PROBLEM TO SOLVE
Exactly the lines from the line that has "Serialize everything readable" through the final line below are to be retyped, and the pictures are not.

============

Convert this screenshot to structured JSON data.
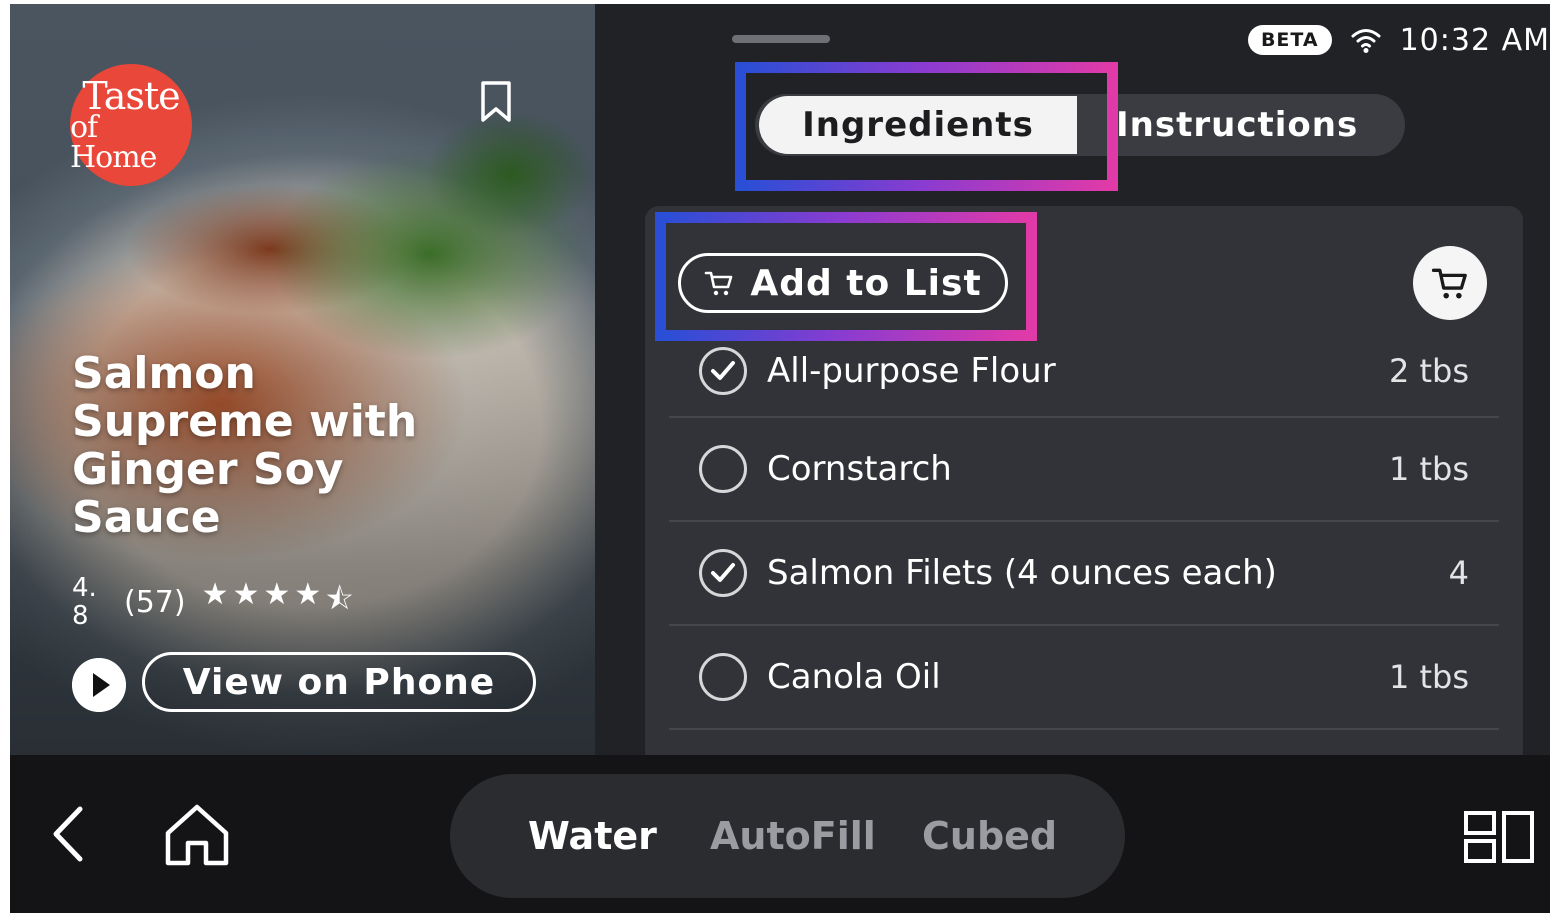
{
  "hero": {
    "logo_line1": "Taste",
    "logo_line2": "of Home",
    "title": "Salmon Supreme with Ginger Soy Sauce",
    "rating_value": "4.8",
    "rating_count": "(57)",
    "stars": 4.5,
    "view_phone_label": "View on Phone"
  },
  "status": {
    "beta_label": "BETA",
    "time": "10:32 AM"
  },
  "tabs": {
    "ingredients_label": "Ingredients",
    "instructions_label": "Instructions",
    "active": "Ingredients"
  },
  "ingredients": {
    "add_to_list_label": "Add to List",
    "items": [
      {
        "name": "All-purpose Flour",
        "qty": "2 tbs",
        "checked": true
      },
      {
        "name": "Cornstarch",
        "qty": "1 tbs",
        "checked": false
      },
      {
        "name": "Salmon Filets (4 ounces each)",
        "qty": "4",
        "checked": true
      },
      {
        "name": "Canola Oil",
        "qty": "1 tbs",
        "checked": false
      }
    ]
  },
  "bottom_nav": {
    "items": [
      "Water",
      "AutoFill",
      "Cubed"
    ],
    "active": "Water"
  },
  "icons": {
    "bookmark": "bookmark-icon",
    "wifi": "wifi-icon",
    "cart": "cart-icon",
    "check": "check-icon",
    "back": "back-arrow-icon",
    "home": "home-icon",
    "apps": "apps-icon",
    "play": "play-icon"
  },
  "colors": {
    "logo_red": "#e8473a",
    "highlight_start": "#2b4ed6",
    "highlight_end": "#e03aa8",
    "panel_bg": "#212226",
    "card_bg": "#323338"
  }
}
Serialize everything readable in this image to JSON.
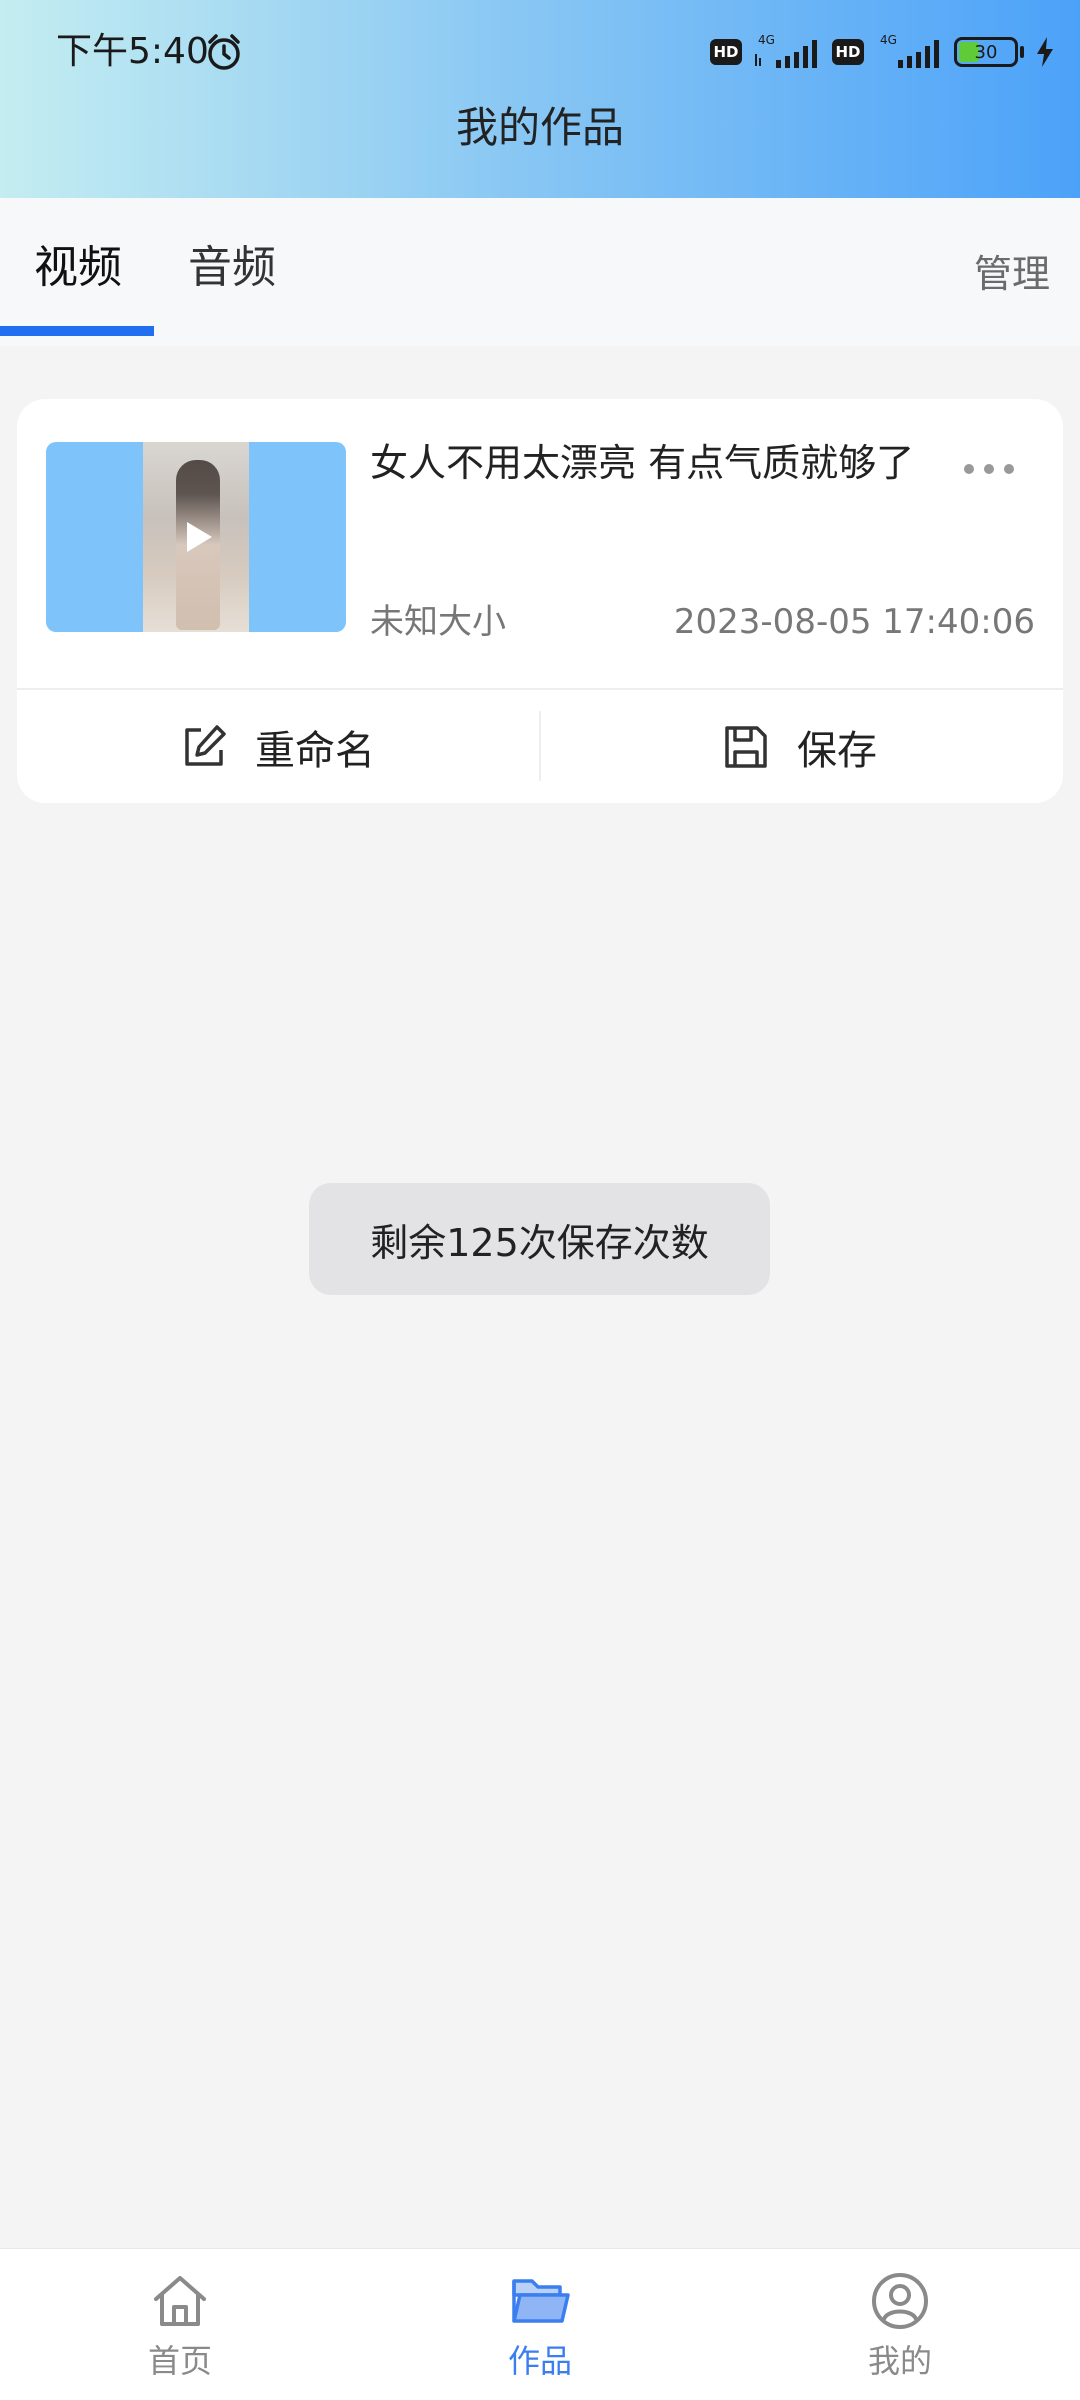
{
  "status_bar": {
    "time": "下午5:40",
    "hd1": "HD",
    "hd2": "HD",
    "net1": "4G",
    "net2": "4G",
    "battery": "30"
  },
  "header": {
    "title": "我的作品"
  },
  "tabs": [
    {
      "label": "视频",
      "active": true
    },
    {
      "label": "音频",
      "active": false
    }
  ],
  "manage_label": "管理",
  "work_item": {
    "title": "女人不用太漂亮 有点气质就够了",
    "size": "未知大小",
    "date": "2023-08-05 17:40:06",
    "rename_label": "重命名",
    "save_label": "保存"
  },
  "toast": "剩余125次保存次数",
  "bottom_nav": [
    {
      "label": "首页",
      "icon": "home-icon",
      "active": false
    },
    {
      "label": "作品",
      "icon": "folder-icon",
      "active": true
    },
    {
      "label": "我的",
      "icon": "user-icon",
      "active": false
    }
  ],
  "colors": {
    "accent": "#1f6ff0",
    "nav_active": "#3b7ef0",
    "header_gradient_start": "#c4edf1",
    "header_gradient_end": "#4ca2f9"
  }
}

============

SOLUTION TO THIS EXERCISE
Serialize everything readable in this image to JSON.
{
  "status_bar": {
    "time": "下午5:40",
    "hd1": "HD",
    "hd2": "HD",
    "net1": "4G",
    "net2": "4G",
    "battery": "30"
  },
  "header": {
    "title": "我的作品"
  },
  "tabs": [
    {
      "label": "视频",
      "active": true
    },
    {
      "label": "音频",
      "active": false
    }
  ],
  "manage_label": "管理",
  "work_item": {
    "title": "女人不用太漂亮 有点气质就够了",
    "size": "未知大小",
    "date": "2023-08-05 17:40:06",
    "rename_label": "重命名",
    "save_label": "保存"
  },
  "toast": "剩余125次保存次数",
  "bottom_nav": [
    {
      "label": "首页",
      "icon": "home-icon",
      "active": false
    },
    {
      "label": "作品",
      "icon": "folder-icon",
      "active": true
    },
    {
      "label": "我的",
      "icon": "user-icon",
      "active": false
    }
  ],
  "colors": {
    "accent": "#1f6ff0",
    "nav_active": "#3b7ef0",
    "header_gradient_start": "#c4edf1",
    "header_gradient_end": "#4ca2f9"
  }
}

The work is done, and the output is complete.